Across the entries below, how many lines contain the string "content"? Give only the count.

# Start of Source records

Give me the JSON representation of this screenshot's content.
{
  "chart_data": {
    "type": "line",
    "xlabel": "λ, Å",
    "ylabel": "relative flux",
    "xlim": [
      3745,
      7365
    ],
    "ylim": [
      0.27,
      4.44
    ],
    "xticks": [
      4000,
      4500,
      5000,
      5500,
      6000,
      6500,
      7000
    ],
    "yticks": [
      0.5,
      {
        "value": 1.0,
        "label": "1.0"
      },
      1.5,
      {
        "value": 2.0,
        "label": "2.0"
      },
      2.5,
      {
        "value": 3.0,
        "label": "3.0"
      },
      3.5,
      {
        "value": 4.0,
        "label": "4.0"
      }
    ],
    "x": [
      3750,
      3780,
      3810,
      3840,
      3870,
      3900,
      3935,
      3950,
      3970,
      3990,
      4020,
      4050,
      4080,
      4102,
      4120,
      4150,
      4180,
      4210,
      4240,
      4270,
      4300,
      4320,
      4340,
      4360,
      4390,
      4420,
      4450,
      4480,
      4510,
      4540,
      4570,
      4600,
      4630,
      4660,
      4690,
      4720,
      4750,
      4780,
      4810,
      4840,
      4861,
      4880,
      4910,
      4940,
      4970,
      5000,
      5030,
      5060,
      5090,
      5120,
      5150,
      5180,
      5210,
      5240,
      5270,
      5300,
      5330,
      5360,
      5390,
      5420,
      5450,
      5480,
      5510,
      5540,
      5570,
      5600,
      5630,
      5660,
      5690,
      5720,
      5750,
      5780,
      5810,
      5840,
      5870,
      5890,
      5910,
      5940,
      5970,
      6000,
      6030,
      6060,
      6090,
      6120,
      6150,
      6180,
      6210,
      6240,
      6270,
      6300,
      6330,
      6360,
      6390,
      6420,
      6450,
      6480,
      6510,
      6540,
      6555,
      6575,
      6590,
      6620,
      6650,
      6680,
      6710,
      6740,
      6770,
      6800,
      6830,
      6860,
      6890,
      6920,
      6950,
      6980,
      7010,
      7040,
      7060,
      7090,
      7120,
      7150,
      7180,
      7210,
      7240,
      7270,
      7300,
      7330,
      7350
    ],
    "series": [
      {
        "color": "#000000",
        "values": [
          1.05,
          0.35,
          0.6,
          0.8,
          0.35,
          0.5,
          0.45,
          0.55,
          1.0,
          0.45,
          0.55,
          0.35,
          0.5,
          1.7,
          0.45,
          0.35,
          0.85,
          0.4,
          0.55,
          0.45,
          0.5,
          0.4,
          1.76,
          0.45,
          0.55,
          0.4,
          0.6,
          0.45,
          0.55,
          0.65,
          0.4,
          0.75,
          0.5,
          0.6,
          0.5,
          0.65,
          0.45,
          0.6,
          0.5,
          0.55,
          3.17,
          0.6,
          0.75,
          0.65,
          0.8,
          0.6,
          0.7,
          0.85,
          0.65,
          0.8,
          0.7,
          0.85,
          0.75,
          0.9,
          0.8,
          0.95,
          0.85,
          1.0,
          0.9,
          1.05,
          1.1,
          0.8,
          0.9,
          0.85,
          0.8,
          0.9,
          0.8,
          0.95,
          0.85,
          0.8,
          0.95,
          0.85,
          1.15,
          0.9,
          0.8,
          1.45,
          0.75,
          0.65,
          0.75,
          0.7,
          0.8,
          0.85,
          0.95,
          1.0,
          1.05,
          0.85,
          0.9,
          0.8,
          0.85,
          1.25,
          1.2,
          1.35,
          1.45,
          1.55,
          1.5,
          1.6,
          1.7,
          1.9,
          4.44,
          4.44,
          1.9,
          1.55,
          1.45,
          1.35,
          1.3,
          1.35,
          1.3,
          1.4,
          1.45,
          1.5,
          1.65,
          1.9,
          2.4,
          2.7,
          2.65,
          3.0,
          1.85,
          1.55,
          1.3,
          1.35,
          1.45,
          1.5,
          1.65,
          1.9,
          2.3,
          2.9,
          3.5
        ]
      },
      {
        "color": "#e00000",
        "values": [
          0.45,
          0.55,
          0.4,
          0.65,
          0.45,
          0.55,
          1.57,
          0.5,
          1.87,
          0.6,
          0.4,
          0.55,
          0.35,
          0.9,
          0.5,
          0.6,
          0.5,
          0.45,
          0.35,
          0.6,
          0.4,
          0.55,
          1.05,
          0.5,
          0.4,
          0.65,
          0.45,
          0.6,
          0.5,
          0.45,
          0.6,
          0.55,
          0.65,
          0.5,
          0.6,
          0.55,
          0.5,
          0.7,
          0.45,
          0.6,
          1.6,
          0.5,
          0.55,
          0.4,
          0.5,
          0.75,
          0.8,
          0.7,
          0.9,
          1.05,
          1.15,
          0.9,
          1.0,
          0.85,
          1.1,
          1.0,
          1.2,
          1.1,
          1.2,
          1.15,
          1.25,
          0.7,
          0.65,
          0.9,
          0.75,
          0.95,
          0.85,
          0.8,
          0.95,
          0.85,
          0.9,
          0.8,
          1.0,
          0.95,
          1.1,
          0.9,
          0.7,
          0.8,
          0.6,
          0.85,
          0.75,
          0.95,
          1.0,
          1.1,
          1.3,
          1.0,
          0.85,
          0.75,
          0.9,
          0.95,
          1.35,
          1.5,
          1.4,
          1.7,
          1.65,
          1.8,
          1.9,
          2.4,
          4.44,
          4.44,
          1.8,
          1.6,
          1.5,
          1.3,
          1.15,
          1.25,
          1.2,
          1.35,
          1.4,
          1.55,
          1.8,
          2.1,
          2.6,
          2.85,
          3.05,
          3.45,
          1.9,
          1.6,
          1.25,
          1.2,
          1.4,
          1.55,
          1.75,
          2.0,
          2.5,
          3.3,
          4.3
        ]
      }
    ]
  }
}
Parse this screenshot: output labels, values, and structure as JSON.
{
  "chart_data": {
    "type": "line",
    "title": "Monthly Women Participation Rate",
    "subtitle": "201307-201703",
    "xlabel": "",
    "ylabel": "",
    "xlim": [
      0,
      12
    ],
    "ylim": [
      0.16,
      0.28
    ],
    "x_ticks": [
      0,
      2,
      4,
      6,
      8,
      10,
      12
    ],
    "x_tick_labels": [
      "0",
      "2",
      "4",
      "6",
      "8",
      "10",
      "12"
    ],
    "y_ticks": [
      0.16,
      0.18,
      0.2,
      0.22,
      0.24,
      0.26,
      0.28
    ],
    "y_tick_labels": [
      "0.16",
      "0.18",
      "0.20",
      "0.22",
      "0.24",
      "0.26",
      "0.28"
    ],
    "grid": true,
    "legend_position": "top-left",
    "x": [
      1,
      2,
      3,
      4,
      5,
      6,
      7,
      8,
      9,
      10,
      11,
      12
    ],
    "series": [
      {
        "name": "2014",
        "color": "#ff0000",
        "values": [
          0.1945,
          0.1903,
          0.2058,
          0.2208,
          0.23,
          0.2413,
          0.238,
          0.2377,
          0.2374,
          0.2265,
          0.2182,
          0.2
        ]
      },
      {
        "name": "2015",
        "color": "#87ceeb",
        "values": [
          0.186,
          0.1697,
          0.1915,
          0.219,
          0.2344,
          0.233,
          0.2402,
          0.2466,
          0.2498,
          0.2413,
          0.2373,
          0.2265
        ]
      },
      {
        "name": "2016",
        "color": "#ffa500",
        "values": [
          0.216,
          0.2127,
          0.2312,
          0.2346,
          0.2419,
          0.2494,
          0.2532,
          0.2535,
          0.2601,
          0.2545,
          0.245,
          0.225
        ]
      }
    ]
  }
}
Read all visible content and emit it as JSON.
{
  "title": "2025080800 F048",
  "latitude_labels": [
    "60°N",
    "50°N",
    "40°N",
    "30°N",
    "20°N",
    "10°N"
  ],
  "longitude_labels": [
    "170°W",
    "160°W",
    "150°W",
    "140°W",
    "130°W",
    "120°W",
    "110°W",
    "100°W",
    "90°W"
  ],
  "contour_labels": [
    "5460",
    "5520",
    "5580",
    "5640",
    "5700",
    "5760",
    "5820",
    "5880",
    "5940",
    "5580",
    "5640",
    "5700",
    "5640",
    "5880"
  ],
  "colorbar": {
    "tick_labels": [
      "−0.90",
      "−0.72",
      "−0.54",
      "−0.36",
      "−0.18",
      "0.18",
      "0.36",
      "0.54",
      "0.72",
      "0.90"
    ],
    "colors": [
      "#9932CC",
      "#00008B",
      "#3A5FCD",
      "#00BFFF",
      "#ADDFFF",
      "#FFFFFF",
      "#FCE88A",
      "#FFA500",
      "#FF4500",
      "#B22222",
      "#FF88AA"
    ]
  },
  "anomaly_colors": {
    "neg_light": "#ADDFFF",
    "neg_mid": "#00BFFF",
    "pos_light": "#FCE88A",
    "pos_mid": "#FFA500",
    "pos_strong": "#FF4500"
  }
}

# End of Source records

Task solution:
2